>> Begin Supplied material

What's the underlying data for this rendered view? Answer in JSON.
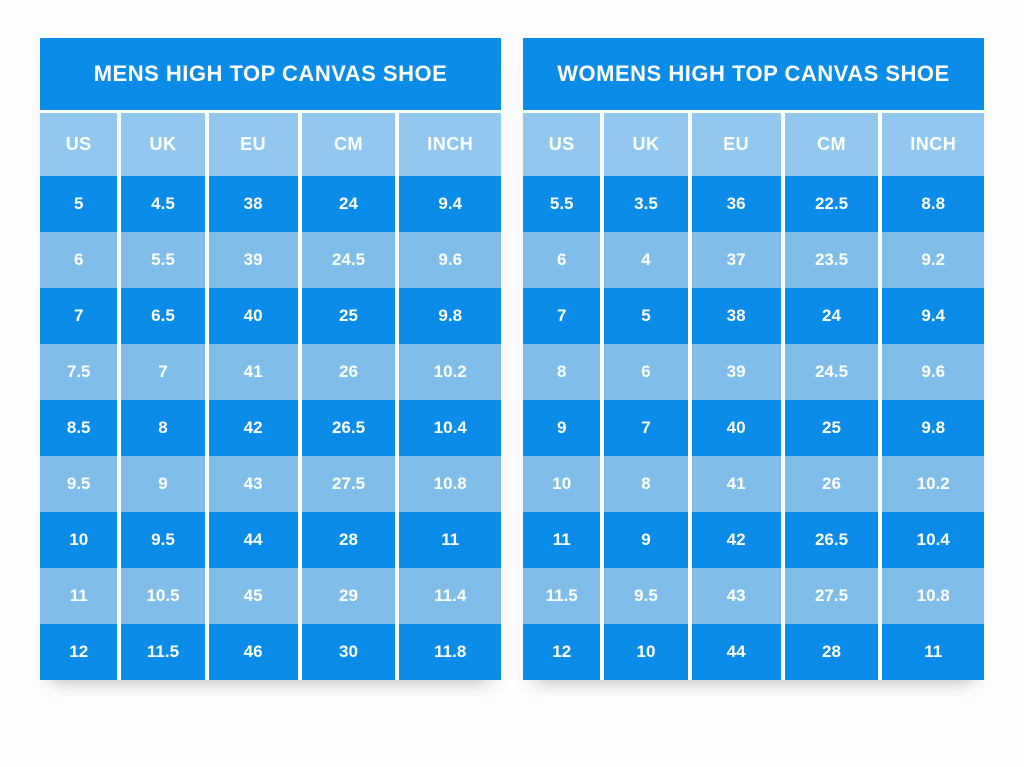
{
  "colors": {
    "dark_row": "#0b8ce8",
    "light_row": "#80bde9",
    "header_row": "#92c8f0",
    "separator": "#ffffff",
    "text": "#ffffff",
    "page_background": "#fdfdfd"
  },
  "chart_data": [
    {
      "type": "table",
      "title": "MENS HIGH TOP CANVAS SHOE",
      "columns": [
        "US",
        "UK",
        "EU",
        "CM",
        "INCH"
      ],
      "rows": [
        [
          "5",
          "4.5",
          "38",
          "24",
          "9.4"
        ],
        [
          "6",
          "5.5",
          "39",
          "24.5",
          "9.6"
        ],
        [
          "7",
          "6.5",
          "40",
          "25",
          "9.8"
        ],
        [
          "7.5",
          "7",
          "41",
          "26",
          "10.2"
        ],
        [
          "8.5",
          "8",
          "42",
          "26.5",
          "10.4"
        ],
        [
          "9.5",
          "9",
          "43",
          "27.5",
          "10.8"
        ],
        [
          "10",
          "9.5",
          "44",
          "28",
          "11"
        ],
        [
          "11",
          "10.5",
          "45",
          "29",
          "11.4"
        ],
        [
          "12",
          "11.5",
          "46",
          "30",
          "11.8"
        ]
      ]
    },
    {
      "type": "table",
      "title": "WOMENS HIGH TOP CANVAS SHOE",
      "columns": [
        "US",
        "UK",
        "EU",
        "CM",
        "INCH"
      ],
      "rows": [
        [
          "5.5",
          "3.5",
          "36",
          "22.5",
          "8.8"
        ],
        [
          "6",
          "4",
          "37",
          "23.5",
          "9.2"
        ],
        [
          "7",
          "5",
          "38",
          "24",
          "9.4"
        ],
        [
          "8",
          "6",
          "39",
          "24.5",
          "9.6"
        ],
        [
          "9",
          "7",
          "40",
          "25",
          "9.8"
        ],
        [
          "10",
          "8",
          "41",
          "26",
          "10.2"
        ],
        [
          "11",
          "9",
          "42",
          "26.5",
          "10.4"
        ],
        [
          "11.5",
          "9.5",
          "43",
          "27.5",
          "10.8"
        ],
        [
          "12",
          "10",
          "44",
          "28",
          "11"
        ]
      ]
    }
  ]
}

>> End Supplied material

Your answer should be a single number: the count of lines that contain "CANVAS".

Task result: 2